(Data records)
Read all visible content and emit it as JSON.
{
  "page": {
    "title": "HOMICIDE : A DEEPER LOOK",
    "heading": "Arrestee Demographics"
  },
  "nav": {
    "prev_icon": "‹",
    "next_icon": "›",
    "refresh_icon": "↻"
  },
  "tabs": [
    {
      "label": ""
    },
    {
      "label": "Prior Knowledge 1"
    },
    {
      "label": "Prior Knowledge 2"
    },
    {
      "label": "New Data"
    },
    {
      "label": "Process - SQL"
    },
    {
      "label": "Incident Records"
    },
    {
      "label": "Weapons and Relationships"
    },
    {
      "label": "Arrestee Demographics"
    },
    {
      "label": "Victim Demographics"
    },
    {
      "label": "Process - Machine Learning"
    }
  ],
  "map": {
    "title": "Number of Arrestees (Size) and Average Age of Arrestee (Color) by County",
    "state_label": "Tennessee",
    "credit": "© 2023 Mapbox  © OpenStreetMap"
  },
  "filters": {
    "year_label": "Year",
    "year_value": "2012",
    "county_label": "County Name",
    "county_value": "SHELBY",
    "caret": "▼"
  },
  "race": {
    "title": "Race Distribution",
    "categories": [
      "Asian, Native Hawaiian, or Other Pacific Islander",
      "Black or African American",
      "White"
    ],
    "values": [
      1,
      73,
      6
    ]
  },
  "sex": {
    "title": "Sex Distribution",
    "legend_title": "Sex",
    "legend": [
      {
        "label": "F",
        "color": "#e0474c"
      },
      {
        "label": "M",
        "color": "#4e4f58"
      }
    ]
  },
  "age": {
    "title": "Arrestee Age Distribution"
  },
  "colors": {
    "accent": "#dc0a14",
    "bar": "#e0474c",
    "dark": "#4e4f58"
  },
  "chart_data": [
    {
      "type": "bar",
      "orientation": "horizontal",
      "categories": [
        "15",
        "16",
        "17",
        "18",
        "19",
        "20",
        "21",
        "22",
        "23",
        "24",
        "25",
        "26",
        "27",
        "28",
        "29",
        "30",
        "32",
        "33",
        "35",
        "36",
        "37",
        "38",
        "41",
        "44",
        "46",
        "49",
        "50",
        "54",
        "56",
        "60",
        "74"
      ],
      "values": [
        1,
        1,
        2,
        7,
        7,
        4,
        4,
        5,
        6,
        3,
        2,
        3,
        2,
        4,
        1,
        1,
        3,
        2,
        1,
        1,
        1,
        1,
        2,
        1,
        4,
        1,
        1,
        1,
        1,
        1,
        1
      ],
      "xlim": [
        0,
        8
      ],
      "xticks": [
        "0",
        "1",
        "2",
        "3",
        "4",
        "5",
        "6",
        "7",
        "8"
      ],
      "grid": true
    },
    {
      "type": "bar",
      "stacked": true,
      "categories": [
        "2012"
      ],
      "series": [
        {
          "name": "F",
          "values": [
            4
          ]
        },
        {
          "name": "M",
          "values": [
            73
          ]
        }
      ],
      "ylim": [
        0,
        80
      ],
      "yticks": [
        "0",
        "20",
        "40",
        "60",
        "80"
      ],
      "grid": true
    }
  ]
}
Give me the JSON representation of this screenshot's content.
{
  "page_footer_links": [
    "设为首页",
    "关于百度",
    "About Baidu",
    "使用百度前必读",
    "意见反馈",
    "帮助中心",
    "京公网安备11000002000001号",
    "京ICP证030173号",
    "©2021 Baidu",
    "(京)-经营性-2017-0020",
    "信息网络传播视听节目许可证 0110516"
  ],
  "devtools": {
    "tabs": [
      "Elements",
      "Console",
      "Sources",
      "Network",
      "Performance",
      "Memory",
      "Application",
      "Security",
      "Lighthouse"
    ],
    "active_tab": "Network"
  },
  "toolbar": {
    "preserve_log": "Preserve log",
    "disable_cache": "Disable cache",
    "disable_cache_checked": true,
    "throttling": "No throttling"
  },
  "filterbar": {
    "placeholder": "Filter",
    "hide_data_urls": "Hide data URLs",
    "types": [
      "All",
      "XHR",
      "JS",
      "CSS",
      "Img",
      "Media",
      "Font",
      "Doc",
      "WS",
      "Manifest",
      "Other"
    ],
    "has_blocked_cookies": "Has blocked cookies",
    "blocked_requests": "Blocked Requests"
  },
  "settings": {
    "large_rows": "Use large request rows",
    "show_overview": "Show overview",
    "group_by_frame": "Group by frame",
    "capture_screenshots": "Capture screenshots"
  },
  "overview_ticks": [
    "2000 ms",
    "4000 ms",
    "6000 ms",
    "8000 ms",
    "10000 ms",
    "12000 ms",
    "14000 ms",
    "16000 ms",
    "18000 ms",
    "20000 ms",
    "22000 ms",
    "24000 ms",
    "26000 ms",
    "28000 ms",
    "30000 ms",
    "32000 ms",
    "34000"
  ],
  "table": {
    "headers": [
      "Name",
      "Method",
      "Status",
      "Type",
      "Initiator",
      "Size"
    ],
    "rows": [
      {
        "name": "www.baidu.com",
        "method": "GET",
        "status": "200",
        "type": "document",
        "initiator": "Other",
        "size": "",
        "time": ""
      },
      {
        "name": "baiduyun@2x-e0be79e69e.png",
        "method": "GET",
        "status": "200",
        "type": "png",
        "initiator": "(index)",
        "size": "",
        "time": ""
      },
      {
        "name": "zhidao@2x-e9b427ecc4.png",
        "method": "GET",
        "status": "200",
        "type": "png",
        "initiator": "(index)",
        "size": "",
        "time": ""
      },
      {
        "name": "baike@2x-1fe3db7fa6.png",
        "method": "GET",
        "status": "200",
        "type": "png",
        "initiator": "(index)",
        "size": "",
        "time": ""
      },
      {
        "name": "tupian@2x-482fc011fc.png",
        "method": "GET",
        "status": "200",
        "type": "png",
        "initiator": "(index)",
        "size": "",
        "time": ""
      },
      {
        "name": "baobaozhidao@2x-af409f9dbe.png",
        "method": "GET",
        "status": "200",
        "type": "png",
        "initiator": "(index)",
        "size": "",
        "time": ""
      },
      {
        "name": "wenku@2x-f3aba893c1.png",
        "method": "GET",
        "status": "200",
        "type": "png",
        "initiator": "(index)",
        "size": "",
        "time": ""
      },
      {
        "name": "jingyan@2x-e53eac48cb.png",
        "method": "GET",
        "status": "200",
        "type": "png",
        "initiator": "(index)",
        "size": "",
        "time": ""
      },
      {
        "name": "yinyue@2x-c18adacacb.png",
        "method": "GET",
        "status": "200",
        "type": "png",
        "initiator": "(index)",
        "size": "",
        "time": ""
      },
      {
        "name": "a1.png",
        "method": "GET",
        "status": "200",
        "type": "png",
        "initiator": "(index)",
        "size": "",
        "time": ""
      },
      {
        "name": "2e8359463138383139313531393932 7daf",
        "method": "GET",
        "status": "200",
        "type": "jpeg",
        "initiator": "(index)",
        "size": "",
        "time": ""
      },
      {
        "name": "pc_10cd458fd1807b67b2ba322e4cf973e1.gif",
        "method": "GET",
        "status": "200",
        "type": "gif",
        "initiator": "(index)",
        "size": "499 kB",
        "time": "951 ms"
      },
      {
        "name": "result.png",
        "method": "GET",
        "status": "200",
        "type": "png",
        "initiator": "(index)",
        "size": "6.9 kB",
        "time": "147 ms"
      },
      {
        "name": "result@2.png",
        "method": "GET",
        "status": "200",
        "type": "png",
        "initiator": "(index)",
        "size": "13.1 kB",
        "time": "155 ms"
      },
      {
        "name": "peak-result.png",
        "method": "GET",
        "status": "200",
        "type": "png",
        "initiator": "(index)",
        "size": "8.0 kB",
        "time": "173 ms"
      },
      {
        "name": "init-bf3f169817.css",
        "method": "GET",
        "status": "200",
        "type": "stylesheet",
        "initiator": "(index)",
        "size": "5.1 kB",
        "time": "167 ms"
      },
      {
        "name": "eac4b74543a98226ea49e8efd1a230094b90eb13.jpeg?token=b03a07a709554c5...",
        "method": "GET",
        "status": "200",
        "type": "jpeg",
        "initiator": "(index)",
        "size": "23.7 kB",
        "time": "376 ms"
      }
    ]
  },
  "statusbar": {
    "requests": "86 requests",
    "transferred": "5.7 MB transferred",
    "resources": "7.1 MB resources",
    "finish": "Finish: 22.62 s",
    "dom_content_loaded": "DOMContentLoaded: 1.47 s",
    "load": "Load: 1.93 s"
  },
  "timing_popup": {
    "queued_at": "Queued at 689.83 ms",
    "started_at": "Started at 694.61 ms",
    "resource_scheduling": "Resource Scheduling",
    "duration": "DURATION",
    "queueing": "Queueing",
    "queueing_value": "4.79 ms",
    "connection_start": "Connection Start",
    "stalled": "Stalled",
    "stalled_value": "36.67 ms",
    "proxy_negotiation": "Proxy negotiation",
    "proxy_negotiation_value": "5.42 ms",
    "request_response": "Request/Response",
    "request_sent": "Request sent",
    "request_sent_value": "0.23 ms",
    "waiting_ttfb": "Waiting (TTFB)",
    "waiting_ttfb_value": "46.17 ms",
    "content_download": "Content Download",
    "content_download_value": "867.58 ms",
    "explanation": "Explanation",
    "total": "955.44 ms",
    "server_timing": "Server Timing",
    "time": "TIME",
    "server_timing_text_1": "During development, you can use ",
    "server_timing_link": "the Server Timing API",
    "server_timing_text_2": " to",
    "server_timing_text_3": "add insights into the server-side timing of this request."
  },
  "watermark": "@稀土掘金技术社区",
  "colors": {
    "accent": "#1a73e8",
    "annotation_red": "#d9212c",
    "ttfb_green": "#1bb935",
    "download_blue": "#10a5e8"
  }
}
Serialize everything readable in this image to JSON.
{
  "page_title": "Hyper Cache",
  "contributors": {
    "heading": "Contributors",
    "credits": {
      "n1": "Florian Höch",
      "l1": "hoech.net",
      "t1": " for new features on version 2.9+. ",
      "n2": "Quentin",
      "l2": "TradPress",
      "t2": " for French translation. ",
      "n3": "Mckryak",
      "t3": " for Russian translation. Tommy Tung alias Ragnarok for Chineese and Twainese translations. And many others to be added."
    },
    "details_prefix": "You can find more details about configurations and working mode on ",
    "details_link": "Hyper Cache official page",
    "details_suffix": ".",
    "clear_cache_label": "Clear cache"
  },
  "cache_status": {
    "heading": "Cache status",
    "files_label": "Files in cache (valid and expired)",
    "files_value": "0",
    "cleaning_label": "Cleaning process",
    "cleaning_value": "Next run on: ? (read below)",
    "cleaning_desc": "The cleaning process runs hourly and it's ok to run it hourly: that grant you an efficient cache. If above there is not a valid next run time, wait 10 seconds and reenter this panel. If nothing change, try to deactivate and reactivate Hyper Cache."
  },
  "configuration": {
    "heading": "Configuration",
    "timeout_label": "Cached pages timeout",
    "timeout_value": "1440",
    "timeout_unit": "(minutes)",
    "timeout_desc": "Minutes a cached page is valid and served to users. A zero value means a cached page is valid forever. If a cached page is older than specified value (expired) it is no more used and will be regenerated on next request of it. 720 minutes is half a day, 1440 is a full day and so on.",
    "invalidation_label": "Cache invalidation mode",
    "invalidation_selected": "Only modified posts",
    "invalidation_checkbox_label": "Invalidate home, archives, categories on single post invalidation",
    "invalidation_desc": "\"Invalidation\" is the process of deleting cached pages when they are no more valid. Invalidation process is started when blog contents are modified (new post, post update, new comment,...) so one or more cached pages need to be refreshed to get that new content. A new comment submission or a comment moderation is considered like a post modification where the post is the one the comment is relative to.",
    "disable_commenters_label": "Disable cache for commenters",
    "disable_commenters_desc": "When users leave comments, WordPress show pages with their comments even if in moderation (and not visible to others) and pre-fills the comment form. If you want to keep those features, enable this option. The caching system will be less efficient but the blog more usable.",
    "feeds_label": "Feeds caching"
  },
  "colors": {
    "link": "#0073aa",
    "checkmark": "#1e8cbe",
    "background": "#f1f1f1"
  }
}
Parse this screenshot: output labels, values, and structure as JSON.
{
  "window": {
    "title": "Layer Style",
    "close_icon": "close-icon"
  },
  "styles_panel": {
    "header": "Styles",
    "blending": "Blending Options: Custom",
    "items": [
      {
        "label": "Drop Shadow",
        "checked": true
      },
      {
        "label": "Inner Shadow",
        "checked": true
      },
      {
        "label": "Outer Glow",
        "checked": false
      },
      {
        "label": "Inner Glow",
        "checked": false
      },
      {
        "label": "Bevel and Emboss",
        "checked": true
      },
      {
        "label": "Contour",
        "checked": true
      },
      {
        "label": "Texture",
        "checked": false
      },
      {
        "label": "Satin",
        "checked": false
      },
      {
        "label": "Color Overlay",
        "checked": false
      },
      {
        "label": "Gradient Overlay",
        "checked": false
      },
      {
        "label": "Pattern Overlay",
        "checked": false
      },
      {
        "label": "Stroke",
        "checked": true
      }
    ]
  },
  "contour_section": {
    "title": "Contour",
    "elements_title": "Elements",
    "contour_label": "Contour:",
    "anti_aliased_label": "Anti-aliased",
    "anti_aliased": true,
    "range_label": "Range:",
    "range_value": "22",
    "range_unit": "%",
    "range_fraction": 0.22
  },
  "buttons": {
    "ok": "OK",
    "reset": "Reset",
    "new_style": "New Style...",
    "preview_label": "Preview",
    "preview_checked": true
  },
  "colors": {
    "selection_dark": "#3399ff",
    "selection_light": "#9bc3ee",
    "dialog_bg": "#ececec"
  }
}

GOAL - Output an exact copy of the lines beginning at the one that holds "Parse this screenshot: output" and running through the final line of the records.

REPLY -
Parse this screenshot: output labels, values, and structure as JSON.
{
  "window": {
    "title": "Layer Style",
    "close_icon": "close-icon"
  },
  "styles_panel": {
    "header": "Styles",
    "blending": "Blending Options: Custom",
    "items": [
      {
        "label": "Drop Shadow",
        "checked": true
      },
      {
        "label": "Inner Shadow",
        "checked": true
      },
      {
        "label": "Outer Glow",
        "checked": false
      },
      {
        "label": "Inner Glow",
        "checked": false
      },
      {
        "label": "Bevel and Emboss",
        "checked": true
      },
      {
        "label": "Contour",
        "checked": true
      },
      {
        "label": "Texture",
        "checked": false
      },
      {
        "label": "Satin",
        "checked": false
      },
      {
        "label": "Color Overlay",
        "checked": false
      },
      {
        "label": "Gradient Overlay",
        "checked": false
      },
      {
        "label": "Pattern Overlay",
        "checked": false
      },
      {
        "label": "Stroke",
        "checked": true
      }
    ]
  },
  "contour_section": {
    "title": "Contour",
    "elements_title": "Elements",
    "contour_label": "Contour:",
    "anti_aliased_label": "Anti-aliased",
    "anti_aliased": true,
    "range_label": "Range:",
    "range_value": "22",
    "range_unit": "%",
    "range_fraction": 0.22
  },
  "buttons": {
    "ok": "OK",
    "reset": "Reset",
    "new_style": "New Style...",
    "preview_label": "Preview",
    "preview_checked": true
  },
  "colors": {
    "selection_dark": "#3399ff",
    "selection_light": "#9bc3ee",
    "dialog_bg": "#ececec"
  }
}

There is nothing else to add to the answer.